(JOB) Collect all lines from the listing that include the string "officer".

::: DATA ENTRIES

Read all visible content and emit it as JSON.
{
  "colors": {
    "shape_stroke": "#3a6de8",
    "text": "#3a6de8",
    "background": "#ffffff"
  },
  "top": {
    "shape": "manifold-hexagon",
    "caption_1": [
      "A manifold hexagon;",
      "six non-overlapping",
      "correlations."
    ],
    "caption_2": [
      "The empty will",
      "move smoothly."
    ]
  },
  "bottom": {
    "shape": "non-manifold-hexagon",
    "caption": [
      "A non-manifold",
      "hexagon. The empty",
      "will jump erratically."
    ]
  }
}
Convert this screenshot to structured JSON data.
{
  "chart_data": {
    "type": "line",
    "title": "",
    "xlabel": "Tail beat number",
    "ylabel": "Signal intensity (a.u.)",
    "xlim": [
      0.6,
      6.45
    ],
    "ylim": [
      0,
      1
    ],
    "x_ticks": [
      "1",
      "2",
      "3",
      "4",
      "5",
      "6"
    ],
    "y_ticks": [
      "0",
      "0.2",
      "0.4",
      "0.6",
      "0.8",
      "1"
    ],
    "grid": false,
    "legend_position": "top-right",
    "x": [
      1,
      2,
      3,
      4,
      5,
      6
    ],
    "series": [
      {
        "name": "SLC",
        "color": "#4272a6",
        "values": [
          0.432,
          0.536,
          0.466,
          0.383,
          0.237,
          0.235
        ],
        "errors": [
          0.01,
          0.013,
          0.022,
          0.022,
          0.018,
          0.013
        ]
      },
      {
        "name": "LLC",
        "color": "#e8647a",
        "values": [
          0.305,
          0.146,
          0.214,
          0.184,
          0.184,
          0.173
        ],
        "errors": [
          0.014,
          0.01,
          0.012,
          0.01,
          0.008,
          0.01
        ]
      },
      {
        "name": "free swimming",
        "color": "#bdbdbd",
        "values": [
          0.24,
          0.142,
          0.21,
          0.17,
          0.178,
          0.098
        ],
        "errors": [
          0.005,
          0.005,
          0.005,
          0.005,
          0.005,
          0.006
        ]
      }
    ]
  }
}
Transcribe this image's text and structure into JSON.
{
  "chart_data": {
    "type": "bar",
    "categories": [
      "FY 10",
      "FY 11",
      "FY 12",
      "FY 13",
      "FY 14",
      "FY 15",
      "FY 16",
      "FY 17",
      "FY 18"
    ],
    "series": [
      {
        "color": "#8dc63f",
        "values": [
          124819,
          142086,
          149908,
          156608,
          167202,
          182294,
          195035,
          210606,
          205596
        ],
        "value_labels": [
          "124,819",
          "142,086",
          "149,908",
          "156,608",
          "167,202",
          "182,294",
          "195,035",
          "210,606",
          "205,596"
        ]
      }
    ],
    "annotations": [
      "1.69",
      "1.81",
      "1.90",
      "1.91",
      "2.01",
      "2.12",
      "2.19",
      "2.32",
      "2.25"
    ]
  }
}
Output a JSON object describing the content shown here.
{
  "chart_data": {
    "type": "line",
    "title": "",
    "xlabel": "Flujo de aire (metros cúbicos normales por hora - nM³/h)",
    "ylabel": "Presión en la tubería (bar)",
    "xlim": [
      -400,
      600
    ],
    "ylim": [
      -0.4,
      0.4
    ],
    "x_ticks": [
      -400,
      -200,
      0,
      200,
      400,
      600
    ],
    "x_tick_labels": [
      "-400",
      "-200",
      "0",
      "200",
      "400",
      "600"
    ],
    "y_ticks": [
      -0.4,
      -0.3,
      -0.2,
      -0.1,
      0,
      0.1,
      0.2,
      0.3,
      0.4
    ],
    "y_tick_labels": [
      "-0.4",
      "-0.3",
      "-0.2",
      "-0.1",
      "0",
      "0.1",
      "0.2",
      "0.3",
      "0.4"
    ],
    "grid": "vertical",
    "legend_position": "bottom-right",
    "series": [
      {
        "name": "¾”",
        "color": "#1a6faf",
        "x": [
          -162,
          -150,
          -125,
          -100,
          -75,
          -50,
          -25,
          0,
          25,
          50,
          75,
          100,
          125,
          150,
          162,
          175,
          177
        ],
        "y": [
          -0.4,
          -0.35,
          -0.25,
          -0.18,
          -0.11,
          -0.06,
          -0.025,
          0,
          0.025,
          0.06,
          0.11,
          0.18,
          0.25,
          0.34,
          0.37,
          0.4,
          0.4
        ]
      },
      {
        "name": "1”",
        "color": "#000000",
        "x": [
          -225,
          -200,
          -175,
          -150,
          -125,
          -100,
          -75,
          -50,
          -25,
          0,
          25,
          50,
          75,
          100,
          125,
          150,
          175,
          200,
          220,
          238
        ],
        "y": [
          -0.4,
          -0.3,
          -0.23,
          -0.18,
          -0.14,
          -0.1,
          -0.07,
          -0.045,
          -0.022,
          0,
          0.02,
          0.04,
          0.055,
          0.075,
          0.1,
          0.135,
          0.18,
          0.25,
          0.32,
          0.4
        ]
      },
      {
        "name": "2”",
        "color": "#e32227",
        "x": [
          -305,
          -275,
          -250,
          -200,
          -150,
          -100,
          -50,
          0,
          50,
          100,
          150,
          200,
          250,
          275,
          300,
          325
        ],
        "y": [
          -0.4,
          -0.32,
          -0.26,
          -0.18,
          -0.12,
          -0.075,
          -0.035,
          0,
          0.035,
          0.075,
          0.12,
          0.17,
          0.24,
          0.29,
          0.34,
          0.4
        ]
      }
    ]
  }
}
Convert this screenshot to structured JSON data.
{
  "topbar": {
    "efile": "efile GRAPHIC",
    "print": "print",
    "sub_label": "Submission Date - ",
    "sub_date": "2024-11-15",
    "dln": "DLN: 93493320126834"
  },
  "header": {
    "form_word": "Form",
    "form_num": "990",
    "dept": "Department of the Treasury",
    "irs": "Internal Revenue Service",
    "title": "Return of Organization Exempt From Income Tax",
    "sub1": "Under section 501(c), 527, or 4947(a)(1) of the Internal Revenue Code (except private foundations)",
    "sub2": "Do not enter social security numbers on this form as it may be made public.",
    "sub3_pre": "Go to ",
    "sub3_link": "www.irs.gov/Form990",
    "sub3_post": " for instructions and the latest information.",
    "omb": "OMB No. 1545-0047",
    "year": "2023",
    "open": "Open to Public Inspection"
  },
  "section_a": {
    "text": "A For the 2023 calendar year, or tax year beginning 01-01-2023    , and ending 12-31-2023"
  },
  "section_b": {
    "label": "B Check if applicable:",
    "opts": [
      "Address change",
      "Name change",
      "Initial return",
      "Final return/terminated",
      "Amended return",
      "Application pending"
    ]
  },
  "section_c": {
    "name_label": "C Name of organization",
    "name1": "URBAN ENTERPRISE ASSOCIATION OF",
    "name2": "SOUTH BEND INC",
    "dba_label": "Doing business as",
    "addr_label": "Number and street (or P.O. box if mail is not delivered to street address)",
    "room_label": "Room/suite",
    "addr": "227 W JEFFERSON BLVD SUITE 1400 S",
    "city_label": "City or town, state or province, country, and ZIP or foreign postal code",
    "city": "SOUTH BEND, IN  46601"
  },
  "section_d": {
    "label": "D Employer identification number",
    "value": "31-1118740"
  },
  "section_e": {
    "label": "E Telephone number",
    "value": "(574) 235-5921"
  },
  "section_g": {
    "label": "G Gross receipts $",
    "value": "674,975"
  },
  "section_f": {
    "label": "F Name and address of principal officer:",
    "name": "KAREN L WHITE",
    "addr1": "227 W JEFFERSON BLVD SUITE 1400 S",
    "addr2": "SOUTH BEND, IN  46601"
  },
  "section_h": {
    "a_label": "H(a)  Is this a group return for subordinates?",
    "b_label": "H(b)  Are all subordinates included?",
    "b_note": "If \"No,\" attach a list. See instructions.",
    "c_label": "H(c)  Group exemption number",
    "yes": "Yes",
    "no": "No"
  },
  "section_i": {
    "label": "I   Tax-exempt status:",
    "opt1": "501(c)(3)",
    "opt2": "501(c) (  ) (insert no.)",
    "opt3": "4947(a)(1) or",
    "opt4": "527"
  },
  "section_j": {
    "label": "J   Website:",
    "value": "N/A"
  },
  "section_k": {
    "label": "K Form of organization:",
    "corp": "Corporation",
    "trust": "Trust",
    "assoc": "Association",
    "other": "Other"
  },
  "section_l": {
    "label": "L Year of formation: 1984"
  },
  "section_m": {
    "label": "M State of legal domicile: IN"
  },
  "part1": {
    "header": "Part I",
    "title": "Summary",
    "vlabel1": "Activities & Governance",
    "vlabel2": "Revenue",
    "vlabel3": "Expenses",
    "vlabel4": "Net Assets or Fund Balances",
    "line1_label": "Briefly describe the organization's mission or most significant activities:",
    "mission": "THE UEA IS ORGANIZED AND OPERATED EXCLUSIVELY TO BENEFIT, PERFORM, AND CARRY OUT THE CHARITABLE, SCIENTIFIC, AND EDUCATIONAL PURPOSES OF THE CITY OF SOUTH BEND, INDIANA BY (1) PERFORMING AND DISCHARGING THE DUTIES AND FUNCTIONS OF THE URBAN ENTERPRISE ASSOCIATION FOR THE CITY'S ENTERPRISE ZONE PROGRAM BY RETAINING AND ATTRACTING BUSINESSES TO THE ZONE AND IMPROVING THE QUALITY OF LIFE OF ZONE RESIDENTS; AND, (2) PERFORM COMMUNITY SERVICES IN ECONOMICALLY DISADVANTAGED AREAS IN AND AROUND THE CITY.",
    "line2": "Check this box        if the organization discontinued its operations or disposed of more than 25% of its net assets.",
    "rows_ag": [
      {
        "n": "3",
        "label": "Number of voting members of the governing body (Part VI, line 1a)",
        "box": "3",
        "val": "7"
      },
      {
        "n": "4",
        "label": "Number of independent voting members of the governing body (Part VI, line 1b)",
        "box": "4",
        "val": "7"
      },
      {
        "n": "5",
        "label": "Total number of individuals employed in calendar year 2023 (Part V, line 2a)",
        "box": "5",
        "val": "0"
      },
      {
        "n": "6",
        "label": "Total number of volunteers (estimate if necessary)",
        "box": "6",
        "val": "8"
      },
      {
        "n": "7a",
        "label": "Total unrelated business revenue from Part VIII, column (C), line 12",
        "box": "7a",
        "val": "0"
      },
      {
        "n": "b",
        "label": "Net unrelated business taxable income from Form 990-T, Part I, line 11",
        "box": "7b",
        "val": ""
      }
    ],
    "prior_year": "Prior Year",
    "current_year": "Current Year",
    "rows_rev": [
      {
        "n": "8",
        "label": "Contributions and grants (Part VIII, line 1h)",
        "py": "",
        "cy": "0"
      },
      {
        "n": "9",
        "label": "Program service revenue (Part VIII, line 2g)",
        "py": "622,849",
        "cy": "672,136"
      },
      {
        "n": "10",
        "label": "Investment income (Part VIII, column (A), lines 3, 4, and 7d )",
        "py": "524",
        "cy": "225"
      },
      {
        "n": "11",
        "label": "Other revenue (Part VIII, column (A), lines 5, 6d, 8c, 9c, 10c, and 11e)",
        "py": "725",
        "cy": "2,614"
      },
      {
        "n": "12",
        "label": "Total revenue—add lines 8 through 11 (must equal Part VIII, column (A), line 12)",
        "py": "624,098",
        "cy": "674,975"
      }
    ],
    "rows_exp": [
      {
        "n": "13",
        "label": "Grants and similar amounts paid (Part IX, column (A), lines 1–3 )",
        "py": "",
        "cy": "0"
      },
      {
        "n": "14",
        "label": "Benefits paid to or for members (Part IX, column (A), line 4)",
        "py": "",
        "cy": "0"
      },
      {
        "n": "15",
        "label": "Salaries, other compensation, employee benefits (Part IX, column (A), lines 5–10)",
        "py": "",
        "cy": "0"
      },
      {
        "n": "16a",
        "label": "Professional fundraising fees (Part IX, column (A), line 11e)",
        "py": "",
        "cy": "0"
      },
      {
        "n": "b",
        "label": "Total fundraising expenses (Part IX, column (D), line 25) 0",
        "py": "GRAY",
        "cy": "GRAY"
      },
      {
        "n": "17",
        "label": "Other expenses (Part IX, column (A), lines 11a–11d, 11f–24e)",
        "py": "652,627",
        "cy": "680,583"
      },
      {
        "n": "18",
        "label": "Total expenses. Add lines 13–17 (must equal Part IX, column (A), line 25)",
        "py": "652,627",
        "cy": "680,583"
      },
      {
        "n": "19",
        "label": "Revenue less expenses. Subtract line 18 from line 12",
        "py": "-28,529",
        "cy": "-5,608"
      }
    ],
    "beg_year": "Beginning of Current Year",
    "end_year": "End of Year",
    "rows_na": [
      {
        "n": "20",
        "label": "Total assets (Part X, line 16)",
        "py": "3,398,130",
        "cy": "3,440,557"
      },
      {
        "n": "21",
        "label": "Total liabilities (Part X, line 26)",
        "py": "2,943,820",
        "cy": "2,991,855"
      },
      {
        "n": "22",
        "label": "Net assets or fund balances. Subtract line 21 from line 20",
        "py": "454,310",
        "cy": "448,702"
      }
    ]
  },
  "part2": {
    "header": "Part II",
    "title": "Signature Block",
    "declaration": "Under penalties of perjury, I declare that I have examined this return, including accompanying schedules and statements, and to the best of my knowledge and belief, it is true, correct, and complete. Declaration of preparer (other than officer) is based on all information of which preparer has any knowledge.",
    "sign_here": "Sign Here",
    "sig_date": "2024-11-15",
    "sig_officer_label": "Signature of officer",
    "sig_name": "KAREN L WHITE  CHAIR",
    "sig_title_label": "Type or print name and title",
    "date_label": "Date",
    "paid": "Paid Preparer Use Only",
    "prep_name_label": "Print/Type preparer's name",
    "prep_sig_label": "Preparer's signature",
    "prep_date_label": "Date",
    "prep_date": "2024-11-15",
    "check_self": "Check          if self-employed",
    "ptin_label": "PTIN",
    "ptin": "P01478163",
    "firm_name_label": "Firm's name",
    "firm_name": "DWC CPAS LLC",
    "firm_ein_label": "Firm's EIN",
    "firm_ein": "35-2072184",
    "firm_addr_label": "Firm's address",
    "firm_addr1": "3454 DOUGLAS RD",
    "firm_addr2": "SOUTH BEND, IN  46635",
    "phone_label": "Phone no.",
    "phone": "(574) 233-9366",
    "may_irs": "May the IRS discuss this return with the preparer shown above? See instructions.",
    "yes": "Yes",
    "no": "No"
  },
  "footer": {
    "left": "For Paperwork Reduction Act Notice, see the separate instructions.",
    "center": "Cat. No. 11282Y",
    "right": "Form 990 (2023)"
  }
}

::::::

(EXPECTED ANSWER)
    "label": "F Name and address of principal officer:",
    "declaration": "Under penalties of perjury, I declare that I have examined this return, including accompanying schedules and statements, and to the best of my knowledge and belief, it is true, correct, and complete. Declaration of preparer (other than officer) is based on all information of which preparer has any knowledge.",
    "sig_officer_label": "Signature of officer",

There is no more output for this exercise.